Set exercise:
Check each line of the material below for "Chaos", then copy the ones that contain it.

Recorded data:

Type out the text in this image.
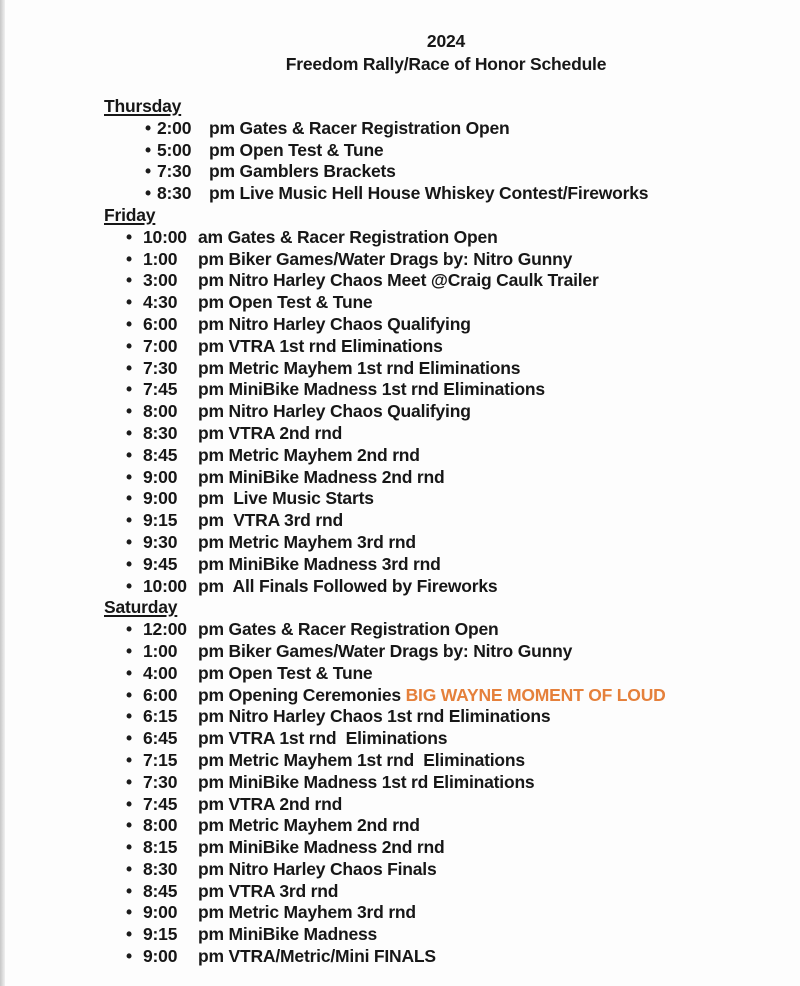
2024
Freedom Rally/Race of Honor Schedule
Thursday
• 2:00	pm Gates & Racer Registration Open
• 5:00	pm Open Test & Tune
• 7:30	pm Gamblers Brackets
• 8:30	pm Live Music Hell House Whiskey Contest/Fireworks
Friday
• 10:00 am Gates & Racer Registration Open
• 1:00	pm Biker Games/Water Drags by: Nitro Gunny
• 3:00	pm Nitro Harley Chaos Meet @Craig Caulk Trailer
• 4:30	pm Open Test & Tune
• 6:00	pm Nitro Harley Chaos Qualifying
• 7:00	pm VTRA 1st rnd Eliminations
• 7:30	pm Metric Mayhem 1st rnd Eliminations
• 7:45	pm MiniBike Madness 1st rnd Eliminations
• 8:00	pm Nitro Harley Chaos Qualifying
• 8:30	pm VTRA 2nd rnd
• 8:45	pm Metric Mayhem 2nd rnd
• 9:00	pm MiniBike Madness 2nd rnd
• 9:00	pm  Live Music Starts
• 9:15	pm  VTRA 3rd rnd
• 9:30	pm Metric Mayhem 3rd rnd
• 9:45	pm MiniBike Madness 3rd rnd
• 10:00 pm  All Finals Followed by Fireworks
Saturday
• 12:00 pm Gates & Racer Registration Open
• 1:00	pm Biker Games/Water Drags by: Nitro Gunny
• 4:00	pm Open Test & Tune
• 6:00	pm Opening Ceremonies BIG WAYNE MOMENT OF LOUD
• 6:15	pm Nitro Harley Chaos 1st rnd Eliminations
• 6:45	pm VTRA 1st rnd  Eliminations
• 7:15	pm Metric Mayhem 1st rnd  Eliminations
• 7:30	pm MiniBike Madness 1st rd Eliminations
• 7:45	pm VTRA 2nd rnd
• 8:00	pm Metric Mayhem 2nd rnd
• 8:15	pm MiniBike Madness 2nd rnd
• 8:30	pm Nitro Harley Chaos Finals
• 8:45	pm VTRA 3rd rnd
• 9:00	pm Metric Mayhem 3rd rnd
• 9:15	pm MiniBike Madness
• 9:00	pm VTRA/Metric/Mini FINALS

==

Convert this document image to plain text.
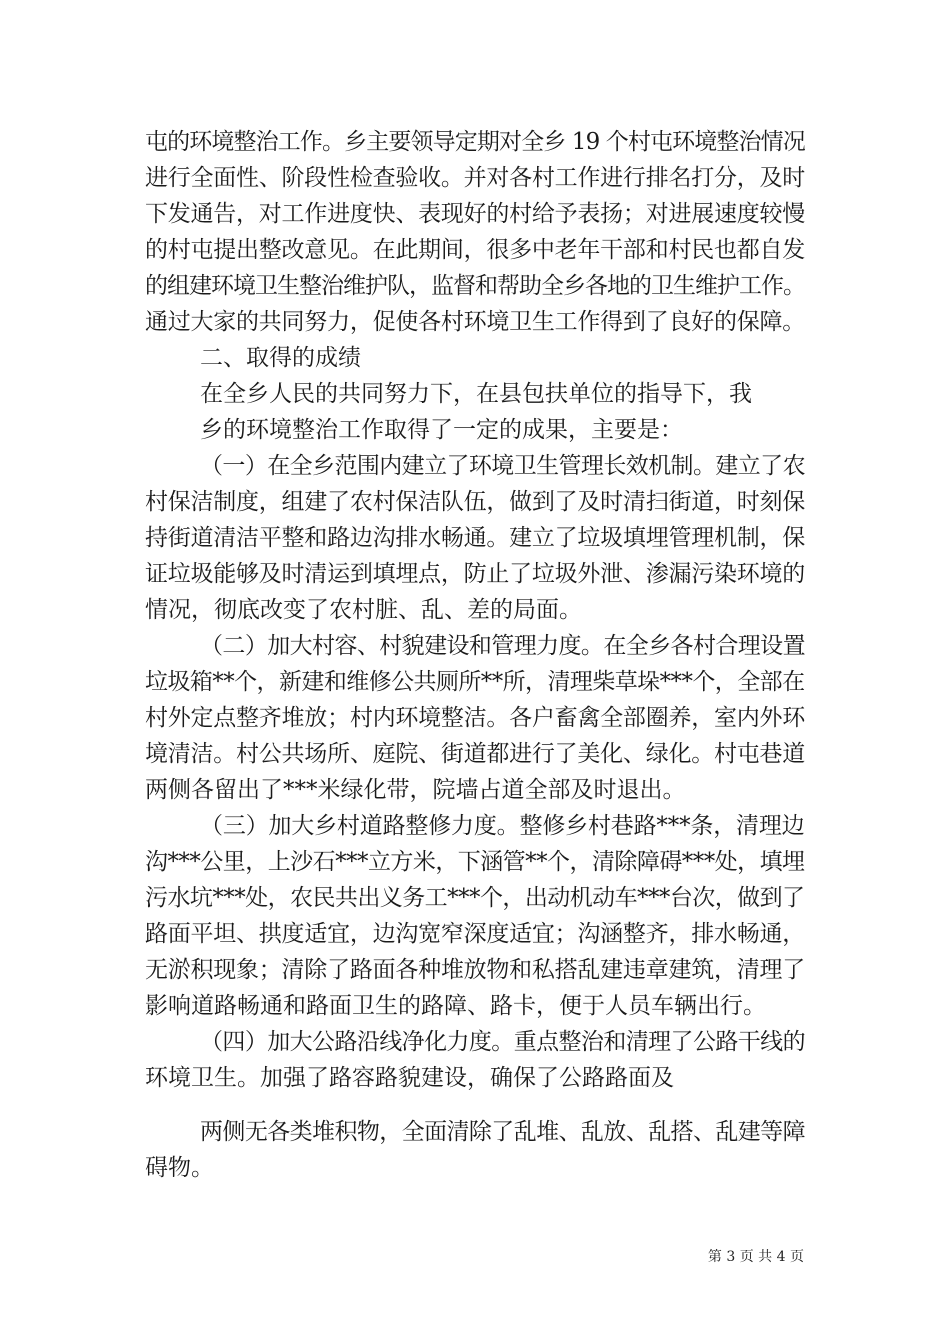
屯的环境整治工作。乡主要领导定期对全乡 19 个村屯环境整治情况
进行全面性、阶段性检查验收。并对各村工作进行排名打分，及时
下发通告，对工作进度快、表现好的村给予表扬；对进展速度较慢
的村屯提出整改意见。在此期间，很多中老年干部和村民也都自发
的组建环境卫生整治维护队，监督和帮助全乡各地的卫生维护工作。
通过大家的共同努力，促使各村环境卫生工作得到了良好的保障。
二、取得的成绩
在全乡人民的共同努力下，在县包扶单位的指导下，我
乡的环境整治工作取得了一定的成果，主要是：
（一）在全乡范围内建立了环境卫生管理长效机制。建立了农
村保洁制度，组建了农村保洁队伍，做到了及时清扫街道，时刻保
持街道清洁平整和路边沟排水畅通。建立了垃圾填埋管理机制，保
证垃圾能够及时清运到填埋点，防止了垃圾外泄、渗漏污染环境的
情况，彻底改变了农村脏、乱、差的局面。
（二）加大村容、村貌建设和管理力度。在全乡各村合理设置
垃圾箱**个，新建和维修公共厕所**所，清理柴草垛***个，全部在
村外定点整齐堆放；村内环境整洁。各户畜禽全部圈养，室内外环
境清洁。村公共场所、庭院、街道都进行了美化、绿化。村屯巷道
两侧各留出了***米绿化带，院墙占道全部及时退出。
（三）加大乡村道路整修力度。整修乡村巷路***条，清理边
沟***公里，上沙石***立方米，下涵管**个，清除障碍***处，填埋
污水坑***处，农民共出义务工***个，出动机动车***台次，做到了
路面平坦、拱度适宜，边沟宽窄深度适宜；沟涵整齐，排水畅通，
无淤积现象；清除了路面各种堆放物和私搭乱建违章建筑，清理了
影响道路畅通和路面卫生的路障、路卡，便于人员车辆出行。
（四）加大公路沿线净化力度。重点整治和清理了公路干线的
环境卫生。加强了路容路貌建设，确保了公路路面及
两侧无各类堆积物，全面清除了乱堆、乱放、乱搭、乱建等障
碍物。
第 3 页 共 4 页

* * *

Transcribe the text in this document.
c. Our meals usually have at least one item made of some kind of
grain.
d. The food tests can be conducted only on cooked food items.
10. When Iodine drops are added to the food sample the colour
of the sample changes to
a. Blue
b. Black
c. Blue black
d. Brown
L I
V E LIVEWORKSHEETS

Response below:
• 3:00	pm Nitro Harley Chaos Meet @Craig Caulk Trailer
• 6:00	pm Nitro Harley Chaos Qualifying
• 8:00	pm Nitro Harley Chaos Qualifying
• 6:15	pm Nitro Harley Chaos 1st rnd Eliminations
• 8:30	pm Nitro Harley Chaos Finals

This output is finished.